• [TASK]: Retype the data below without altering anything.

• [ROWS]:
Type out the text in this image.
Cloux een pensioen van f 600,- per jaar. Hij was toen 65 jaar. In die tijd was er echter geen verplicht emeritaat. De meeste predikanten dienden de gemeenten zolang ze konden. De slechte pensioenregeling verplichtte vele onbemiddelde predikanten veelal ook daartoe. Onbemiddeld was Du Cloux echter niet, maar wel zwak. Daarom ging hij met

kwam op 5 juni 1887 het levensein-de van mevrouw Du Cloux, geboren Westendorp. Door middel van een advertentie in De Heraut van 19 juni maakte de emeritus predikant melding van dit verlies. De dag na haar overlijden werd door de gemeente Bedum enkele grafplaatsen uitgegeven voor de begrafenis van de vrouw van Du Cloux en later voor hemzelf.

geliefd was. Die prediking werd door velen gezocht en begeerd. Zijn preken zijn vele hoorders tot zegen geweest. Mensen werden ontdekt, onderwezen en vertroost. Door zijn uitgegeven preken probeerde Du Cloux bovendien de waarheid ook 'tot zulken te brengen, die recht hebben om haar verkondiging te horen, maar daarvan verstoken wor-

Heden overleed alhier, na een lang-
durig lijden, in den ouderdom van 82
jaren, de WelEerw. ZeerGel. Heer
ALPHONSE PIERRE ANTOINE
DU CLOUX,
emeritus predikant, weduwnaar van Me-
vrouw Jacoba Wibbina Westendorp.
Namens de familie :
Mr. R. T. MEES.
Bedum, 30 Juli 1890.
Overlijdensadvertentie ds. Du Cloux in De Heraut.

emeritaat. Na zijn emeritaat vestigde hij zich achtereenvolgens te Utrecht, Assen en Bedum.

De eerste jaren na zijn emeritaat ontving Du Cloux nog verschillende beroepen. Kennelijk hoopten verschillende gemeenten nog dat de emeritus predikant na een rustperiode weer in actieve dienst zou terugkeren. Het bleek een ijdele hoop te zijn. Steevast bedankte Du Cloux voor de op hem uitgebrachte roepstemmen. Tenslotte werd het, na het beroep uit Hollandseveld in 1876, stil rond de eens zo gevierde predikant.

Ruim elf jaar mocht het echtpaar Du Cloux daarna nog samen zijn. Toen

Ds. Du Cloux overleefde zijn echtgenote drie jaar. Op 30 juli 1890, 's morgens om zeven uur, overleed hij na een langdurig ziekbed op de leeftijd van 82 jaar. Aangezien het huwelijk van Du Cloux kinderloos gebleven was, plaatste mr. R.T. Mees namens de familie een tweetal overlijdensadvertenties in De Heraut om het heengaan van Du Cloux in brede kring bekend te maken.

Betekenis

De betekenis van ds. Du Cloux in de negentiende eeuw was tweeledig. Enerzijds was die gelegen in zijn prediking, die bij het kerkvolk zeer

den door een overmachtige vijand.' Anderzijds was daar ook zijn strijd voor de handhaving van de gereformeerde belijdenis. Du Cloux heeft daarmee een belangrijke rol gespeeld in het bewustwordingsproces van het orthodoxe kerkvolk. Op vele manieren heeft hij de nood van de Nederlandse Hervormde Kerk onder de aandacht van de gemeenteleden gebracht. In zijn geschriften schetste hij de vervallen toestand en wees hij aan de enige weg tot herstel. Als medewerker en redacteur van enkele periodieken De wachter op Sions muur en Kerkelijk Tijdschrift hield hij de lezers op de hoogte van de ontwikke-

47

• [COMPLETE OUTPUT]:
Type out the text in this image.
Cloux een pensioen van f 600,- per jaar. Hij was toen 65 jaar. In die tijd was er echter geen verplicht emeritaat. De meeste predikanten dienden de gemeenten zolang ze konden. De slechte pensioenregeling verplichtte vele onbemiddelde predikanten veelal ook daartoe. Onbemiddeld was Du Cloux echter niet, maar wel zwak. Daarom ging hij met

kwam op 5 juni 1887 het levensein-de van mevrouw Du Cloux, geboren Westendorp. Door middel van een advertentie in De Heraut van 19 juni maakte de emeritus predikant melding van dit verlies. De dag na haar overlijden werd door de gemeente Bedum enkele grafplaatsen uitgegeven voor de begrafenis van de vrouw van Du Cloux en later voor hemzelf.

geliefd was. Die prediking werd door velen gezocht en begeerd. Zijn preken zijn vele hoorders tot zegen geweest. Mensen werden ontdekt, onderwezen en vertroost. Door zijn uitgegeven preken probeerde Du Cloux bovendien de waarheid ook 'tot zulken te brengen, die recht hebben om haar verkondiging te horen, maar daarvan verstoken wor-

Heden overleed alhier, na een lang-
durig lijden, in den ouderdom van 82
jaren, de WelEerw. ZeerGel. Heer
ALPHONSE PIERRE ANTOINE
DU CLOUX,
emeritus predikant, weduwnaar van Me-
vrouw Jacoba Wibbina Westendorp.
Namens de familie :
Mr. R. T. MEES.
Bedum, 30 Juli 1890.
Overlijdensadvertentie ds. Du Cloux in De Heraut.

emeritaat. Na zijn emeritaat vestigde hij zich achtereenvolgens te Utrecht, Assen en Bedum.

De eerste jaren na zijn emeritaat ontving Du Cloux nog verschillende beroepen. Kennelijk hoopten verschillende gemeenten nog dat de emeritus predikant na een rustperiode weer in actieve dienst zou terugkeren. Het bleek een ijdele hoop te zijn. Steevast bedankte Du Cloux voor de op hem uitgebrachte roepstemmen. Tenslotte werd het, na het beroep uit Hollandseveld in 1876, stil rond de eens zo gevierde predikant.

Ruim elf jaar mocht het echtpaar Du Cloux daarna nog samen zijn. Toen

Ds. Du Cloux overleefde zijn echtgenote drie jaar. Op 30 juli 1890, 's morgens om zeven uur, overleed hij na een langdurig ziekbed op de leeftijd van 82 jaar. Aangezien het huwelijk van Du Cloux kinderloos gebleven was, plaatste mr. R.T. Mees namens de familie een tweetal overlijdensadvertenties in De Heraut om het heengaan van Du Cloux in brede kring bekend te maken.

Betekenis

De betekenis van ds. Du Cloux in de negentiende eeuw was tweeledig. Enerzijds was die gelegen in zijn prediking, die bij het kerkvolk zeer

den door een overmachtige vijand.' Anderzijds was daar ook zijn strijd voor de handhaving van de gereformeerde belijdenis. Du Cloux heeft daarmee een belangrijke rol gespeeld in het bewustwordingsproces van het orthodoxe kerkvolk. Op vele manieren heeft hij de nood van de Nederlandse Hervormde Kerk onder de aandacht van de gemeenteleden gebracht. In zijn geschriften schetste hij de vervallen toestand en wees hij aan de enige weg tot herstel. Als medewerker en redacteur van enkele periodieken De wachter op Sions muur en Kerkelijk Tijdschrift hield hij de lezers op de hoogte van de ontwikke-

47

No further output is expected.